Information given:

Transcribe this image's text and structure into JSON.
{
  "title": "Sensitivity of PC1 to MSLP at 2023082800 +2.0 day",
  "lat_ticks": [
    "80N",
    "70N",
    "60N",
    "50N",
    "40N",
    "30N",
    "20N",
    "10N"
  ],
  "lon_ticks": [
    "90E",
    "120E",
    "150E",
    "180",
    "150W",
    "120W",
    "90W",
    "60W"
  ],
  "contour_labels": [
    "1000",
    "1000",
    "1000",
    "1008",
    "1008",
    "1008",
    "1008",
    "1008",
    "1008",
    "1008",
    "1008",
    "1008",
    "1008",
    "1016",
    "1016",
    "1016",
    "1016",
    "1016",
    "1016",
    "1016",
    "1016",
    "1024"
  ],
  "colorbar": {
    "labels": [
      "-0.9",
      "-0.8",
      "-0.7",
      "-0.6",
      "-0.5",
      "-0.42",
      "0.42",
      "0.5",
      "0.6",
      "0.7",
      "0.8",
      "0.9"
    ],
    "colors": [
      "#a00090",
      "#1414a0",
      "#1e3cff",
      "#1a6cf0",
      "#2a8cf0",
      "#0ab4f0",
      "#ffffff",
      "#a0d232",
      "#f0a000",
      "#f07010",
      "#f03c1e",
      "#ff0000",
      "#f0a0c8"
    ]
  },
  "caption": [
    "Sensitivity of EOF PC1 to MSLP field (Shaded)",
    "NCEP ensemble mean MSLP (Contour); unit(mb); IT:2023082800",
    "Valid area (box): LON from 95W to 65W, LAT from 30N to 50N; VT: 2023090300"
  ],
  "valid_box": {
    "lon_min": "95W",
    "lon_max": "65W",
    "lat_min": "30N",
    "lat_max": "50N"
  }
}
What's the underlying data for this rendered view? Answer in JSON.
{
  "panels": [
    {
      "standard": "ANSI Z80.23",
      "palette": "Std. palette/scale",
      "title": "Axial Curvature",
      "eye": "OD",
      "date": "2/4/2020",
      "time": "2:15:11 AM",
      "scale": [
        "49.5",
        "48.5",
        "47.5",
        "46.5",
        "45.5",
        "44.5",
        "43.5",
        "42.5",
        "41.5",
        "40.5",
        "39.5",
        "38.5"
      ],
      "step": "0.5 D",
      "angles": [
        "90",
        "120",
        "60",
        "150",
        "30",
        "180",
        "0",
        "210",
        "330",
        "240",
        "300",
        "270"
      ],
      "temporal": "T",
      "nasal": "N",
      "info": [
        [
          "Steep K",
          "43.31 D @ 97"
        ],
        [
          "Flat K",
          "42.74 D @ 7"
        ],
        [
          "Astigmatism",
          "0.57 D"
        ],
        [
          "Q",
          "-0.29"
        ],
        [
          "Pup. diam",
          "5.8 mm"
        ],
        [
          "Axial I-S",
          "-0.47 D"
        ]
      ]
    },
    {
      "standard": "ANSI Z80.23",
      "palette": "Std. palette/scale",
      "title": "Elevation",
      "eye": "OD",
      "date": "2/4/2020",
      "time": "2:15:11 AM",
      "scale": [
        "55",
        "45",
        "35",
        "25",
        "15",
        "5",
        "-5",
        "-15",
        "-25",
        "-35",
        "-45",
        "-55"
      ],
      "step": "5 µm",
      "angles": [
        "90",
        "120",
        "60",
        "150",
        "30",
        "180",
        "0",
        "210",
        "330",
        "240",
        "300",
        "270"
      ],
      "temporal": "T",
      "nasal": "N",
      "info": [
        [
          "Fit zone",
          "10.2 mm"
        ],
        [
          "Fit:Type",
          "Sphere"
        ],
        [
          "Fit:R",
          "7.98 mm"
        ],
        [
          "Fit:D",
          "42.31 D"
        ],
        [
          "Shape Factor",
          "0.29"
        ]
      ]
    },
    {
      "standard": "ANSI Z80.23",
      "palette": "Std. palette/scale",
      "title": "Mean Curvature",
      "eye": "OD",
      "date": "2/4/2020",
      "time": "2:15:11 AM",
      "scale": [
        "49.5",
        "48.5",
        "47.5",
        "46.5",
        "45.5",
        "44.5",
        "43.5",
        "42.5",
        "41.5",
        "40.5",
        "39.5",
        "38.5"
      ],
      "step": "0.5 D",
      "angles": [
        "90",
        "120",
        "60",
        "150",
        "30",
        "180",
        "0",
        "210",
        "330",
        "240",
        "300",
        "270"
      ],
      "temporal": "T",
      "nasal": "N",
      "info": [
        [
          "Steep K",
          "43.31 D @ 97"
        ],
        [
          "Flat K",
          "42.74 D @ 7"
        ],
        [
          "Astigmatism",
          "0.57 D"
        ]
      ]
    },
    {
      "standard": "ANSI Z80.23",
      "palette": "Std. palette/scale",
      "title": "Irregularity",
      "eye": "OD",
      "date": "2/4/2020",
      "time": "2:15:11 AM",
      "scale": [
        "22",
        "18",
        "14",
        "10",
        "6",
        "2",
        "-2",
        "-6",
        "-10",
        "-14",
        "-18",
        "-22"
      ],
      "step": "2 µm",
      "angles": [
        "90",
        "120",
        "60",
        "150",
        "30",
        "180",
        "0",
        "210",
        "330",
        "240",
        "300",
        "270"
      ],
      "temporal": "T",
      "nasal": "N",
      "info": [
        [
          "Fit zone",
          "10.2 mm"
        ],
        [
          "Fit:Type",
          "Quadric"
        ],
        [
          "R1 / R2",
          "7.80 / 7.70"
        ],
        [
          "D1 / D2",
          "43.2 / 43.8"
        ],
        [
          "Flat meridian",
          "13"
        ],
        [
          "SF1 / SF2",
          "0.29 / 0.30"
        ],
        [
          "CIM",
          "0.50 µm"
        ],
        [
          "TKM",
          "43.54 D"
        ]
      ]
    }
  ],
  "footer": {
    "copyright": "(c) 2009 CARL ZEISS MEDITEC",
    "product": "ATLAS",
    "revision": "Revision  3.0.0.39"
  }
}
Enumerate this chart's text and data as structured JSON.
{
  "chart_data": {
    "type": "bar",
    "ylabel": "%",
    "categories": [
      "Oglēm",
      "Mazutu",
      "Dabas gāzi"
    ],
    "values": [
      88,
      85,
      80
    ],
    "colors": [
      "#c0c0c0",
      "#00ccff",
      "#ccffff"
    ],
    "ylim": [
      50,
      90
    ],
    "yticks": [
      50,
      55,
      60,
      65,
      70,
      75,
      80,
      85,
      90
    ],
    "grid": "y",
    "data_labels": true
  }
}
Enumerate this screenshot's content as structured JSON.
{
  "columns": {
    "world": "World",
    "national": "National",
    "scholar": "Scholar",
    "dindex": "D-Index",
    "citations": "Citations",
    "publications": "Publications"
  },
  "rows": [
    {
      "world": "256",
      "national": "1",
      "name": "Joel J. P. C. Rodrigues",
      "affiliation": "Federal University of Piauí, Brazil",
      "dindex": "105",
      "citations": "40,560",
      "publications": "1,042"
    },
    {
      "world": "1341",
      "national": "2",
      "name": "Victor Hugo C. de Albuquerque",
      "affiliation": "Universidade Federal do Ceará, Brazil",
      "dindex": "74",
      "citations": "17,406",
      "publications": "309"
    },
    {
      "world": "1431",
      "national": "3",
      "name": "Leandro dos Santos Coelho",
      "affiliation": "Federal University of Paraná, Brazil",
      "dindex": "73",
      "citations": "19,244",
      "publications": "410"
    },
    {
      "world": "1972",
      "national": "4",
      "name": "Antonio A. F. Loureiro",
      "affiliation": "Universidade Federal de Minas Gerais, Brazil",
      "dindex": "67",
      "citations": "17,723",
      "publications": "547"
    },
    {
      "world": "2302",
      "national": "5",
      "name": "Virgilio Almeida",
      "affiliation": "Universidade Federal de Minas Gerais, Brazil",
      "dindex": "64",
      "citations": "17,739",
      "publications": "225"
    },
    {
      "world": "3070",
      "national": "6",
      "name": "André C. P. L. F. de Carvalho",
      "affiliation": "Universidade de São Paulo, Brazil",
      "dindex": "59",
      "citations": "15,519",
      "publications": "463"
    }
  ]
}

Requirement: Pick out each line above that includes "text" and show it.

Output below:
Transcribe this image's text and structure into JSON.
Enumerate this chart's text and data as structured JSON.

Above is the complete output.